▸ Written problem
Filter the entries that follow, copying every line in which the word "cidadãos" appears.

Recorded data:
+++
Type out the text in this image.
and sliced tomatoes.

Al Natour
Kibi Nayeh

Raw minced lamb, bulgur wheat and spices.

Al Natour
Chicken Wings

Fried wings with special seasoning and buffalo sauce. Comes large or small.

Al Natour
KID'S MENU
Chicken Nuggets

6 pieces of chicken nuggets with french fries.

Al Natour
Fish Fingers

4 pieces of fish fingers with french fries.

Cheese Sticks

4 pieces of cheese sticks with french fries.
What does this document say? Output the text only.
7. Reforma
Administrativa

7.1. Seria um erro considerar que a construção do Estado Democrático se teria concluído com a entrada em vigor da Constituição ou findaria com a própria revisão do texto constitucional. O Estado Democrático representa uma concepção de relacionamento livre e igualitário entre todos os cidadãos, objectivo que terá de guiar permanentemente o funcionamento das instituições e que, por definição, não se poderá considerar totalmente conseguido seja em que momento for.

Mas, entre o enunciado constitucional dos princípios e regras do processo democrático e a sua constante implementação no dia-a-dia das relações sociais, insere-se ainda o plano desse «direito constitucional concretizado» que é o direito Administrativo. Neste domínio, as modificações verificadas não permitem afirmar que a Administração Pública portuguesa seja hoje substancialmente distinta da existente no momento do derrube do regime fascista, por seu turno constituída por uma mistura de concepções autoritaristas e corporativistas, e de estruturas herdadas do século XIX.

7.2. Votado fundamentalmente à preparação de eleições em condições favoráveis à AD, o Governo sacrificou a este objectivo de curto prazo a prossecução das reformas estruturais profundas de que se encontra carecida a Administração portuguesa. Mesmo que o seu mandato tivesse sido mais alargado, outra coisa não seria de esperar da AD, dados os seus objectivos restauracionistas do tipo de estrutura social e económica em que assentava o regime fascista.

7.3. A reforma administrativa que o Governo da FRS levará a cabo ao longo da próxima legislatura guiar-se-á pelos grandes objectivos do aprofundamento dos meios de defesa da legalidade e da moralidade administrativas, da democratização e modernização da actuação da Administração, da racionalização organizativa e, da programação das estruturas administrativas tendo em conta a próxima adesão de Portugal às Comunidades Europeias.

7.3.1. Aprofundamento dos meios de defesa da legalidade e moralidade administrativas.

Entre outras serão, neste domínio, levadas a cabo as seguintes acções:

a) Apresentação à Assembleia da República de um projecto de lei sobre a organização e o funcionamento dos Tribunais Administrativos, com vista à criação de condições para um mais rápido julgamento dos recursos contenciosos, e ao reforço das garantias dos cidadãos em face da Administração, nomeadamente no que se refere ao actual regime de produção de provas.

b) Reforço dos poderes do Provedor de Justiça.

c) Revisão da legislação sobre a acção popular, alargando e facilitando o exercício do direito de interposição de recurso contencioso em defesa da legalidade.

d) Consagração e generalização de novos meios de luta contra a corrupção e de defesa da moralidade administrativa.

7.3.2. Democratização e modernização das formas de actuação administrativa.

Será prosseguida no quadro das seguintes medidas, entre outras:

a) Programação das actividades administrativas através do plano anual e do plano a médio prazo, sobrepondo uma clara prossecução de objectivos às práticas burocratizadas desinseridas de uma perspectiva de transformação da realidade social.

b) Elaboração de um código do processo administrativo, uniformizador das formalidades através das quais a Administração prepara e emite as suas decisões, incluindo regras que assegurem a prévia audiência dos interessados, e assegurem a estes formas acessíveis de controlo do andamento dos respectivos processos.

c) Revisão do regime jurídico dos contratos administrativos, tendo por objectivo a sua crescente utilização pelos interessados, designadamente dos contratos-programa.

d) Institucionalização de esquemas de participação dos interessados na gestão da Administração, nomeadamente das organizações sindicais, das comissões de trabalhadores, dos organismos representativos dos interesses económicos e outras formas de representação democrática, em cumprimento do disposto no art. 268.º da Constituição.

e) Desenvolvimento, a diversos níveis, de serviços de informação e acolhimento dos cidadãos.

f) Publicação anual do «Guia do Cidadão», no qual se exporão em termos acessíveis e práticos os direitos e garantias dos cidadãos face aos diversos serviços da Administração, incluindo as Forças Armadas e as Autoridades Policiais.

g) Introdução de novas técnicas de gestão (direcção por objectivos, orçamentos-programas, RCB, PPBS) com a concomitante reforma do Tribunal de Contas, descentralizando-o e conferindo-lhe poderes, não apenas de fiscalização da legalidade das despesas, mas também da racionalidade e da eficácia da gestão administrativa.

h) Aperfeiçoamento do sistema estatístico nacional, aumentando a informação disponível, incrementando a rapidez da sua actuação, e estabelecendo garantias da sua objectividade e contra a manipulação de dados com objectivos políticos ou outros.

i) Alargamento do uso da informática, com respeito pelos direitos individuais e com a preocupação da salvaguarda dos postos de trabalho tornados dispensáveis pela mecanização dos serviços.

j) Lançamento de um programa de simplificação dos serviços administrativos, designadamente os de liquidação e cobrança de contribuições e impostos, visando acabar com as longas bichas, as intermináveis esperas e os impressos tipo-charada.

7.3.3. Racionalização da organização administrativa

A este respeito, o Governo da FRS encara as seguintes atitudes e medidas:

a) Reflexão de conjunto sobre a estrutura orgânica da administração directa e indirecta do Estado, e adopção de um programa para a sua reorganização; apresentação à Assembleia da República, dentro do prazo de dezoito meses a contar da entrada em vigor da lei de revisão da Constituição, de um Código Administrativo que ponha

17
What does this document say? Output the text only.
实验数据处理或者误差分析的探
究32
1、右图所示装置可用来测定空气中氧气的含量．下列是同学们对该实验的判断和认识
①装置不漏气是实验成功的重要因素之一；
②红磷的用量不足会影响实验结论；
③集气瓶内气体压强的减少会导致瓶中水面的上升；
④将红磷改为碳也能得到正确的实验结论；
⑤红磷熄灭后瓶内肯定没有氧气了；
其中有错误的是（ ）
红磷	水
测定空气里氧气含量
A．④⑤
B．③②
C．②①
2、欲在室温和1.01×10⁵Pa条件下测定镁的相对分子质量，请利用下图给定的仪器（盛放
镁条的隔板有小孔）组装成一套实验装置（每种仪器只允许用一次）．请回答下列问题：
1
+++
▸ Answer for the task
7.1. Seria um erro considerar que a construção do Estado Democrático se teria concluído com a entrada em vigor da Constituição ou findaria com a própria revisão do texto constitucional. O Estado Democrático representa uma concepção de relacionamento livre e igualitário entre todos os cidadãos, objectivo que terá de guiar permanentemente o funcionamento das instituições e que, por definição, não se poderá considerar totalmente conseguido seja em que momento for.
a) Apresentação à Assembleia da República de um projecto de lei sobre a organização e o funcionamento dos Tribunais Administrativos, com vista à criação de condições para um mais rápido julgamento dos recursos contenciosos, e ao reforço das garantias dos cidadãos em face da Administração, nomeadamente no que se refere ao actual regime de produção de provas.
e) Desenvolvimento, a diversos níveis, de serviços de informação e acolhimento dos cidadãos.
f) Publicação anual do «Guia do Cidadão», no qual se exporão em termos acessíveis e práticos os direitos e garantias dos cidadãos face aos diversos serviços da Administração, incluindo as Forças Armadas e as Autoridades Policiais.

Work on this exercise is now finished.